TASK PROMPT.
Check each line of the listing, and copy it if it contains the word "section".

Extracted data entries:

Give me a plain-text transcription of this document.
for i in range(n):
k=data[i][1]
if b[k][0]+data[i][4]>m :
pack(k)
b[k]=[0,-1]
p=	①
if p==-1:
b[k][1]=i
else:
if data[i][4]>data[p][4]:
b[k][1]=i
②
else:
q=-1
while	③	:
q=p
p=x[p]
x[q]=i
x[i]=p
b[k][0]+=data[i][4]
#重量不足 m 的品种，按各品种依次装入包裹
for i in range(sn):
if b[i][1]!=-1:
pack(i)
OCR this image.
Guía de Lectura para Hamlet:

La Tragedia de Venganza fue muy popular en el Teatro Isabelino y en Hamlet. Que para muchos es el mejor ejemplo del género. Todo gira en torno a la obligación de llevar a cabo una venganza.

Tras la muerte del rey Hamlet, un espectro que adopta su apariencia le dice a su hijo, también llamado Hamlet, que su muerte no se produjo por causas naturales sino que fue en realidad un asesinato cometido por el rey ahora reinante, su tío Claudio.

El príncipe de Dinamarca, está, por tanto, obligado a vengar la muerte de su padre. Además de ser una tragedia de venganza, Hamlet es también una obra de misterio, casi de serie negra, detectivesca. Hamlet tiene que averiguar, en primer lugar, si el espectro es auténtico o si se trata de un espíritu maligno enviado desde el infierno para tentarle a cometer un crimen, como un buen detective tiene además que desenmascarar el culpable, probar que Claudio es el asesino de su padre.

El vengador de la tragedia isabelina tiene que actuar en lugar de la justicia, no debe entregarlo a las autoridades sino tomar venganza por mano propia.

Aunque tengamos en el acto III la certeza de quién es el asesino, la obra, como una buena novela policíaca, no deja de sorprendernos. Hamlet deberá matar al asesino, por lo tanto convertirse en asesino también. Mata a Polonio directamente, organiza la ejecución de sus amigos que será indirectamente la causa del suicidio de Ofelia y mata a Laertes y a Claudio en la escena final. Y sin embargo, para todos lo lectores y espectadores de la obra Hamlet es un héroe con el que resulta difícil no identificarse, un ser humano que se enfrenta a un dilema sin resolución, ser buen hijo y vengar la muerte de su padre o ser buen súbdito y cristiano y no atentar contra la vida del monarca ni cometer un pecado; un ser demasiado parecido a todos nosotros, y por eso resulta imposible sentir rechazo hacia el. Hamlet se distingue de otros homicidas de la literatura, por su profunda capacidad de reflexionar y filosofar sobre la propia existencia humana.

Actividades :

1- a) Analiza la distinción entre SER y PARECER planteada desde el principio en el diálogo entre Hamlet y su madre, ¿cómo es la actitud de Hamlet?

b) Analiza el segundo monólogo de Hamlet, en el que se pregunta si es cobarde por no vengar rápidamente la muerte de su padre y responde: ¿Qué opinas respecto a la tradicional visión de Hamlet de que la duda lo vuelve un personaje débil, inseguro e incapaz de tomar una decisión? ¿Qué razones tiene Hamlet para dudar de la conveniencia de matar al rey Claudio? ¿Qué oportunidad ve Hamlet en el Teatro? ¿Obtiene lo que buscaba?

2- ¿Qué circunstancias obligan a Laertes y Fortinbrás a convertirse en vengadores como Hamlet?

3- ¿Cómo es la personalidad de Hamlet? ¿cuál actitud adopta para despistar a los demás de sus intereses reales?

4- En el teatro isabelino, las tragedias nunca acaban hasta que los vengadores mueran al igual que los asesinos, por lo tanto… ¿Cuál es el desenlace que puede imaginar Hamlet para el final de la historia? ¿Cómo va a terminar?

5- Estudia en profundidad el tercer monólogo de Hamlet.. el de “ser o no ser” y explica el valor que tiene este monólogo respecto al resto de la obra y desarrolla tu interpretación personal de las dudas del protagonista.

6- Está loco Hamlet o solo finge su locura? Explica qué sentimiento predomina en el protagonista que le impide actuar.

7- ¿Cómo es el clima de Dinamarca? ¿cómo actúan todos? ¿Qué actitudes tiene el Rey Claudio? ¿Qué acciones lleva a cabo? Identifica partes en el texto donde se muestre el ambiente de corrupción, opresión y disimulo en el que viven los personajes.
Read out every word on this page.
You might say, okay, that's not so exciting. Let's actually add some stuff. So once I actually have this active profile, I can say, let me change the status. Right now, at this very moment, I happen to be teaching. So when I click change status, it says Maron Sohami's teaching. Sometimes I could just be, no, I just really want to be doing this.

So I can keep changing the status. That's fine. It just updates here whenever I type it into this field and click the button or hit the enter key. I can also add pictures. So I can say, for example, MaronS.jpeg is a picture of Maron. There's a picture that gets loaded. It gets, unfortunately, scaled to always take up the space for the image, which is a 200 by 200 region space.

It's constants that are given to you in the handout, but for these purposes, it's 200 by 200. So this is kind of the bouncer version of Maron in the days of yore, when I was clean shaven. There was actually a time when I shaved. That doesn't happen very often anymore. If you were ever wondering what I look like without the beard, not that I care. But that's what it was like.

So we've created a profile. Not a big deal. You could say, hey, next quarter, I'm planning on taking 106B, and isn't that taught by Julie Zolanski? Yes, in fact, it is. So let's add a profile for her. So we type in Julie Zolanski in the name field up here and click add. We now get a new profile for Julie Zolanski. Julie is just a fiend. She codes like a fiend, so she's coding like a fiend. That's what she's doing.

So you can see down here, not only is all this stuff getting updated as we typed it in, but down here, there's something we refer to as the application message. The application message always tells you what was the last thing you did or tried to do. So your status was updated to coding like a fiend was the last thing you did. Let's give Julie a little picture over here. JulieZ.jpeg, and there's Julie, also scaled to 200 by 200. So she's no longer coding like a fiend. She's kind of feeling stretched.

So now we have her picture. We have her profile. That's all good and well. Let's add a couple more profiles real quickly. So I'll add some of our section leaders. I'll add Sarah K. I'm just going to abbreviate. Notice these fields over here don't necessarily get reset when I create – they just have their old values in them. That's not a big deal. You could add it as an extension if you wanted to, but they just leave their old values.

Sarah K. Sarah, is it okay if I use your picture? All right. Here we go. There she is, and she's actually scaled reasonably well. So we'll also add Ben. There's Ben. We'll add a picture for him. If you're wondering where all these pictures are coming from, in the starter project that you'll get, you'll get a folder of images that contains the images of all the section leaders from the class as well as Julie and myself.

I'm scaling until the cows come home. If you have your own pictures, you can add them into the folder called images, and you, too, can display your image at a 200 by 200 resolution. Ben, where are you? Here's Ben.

CORRECT ANSWER.
So now we have her picture. We have her profile. That's all good and well. Let's add a couple more profiles real quickly. So I'll add some of our section leaders. I'll add Sarah K. I'm just going to abbreviate. Notice these fields over here don't necessarily get reset when I create – they just have their old values in them. That's not a big deal. You could add it as an extension if you wanted to, but they just leave their old values.
Sarah K. Sarah, is it okay if I use your picture? All right. Here we go. There she is, and she's actually scaled reasonably well. So we'll also add Ben. There's Ben. We'll add a picture for him. If you're wondering where all these pictures are coming from, in the starter project that you'll get, you'll get a folder of images that contains the images of all the section leaders from the class as well as Julie and myself.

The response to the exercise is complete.